_EXERCISE:_ Count every line in the data below where "организаций" occurs, then state that number and nothing more.

------------------------------------------------------------------------

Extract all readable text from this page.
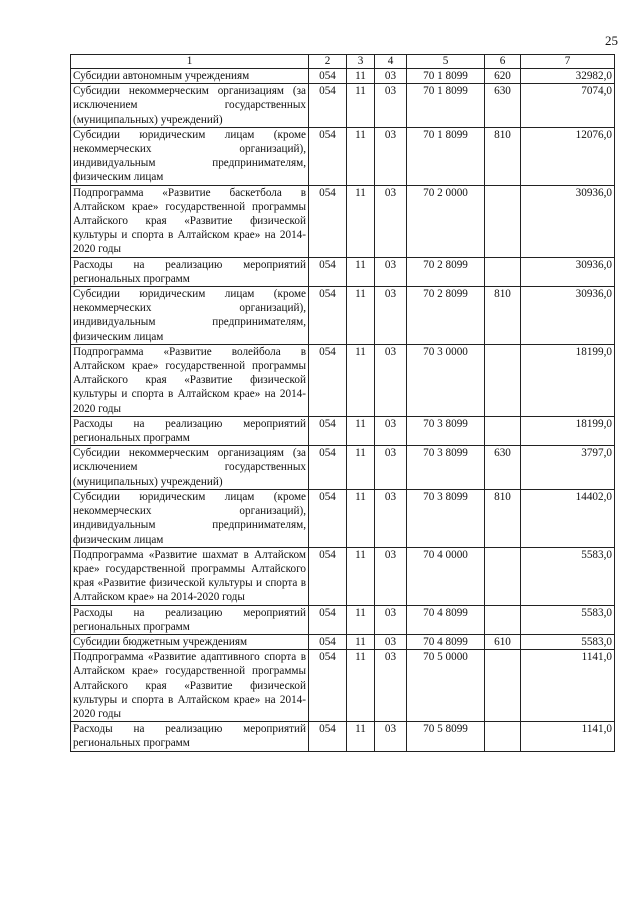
25
1	2	3	4	5	6	7
Субсидии автономным учреждениям	054	11	03	70 1 8099	620	32982,0
Субсидии некоммерческим организациям (за исключением государственных (муниципальных) учреждений)	054	11	03	70 1 8099	630	7074,0
Субсидии юридическим лицам (кроме некоммерческих организаций), индивидуальным предпринимателям, физическим лицам	054	11	03	70 1 8099	810	12076,0
Подпрограмма «Развитие баскетбола в Алтайском крае» государственной программы Алтайского края «Развитие физической культуры и спорта в Алтайском крае» на 2014-2020 годы	054	11	03	70 2 0000		30936,0
Расходы на реализацию мероприятий региональных программ	054	11	03	70 2 8099		30936,0
Субсидии юридическим лицам (кроме некоммерческих организаций), индивидуальным предпринимателям, физическим лицам	054	11	03	70 2 8099	810	30936,0
Подпрограмма «Развитие волейбола в Алтайском крае» государственной программы Алтайского края «Развитие физической культуры и спорта в Алтайском крае» на 2014-2020 годы	054	11	03	70 3 0000		18199,0
Расходы на реализацию мероприятий региональных программ	054	11	03	70 3 8099		18199,0
Субсидии некоммерческим организациям (за исключением государственных (муниципальных) учреждений)	054	11	03	70 3 8099	630	3797,0
Субсидии юридическим лицам (кроме некоммерческих организаций), индивидуальным предпринимателям, физическим лицам	054	11	03	70 3 8099	810	14402,0
Подпрограмма «Развитие шахмат в Алтайском крае» государственной программы Алтайского края «Развитие физической культуры и спорта в Алтайском крае» на 2014-2020 годы	054	11	03	70 4 0000		5583,0
Расходы на реализацию мероприятий региональных программ	054	11	03	70 4 8099		5583,0
Субсидии бюджетным учреждениям	054	11	03	70 4 8099	610	5583,0
Подпрограмма «Развитие адаптивного спорта в Алтайском крае» государственной программы Алтайского края «Развитие физической культуры и спорта в Алтайском крае» на 2014-2020 годы	054	11	03	70 5 0000		1141,0
Расходы на реализацию мероприятий региональных программ	054	11	03	70 5 8099		1141,0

------------------------------------------------------------------------

_COMPLETE OUTPUT:_ 3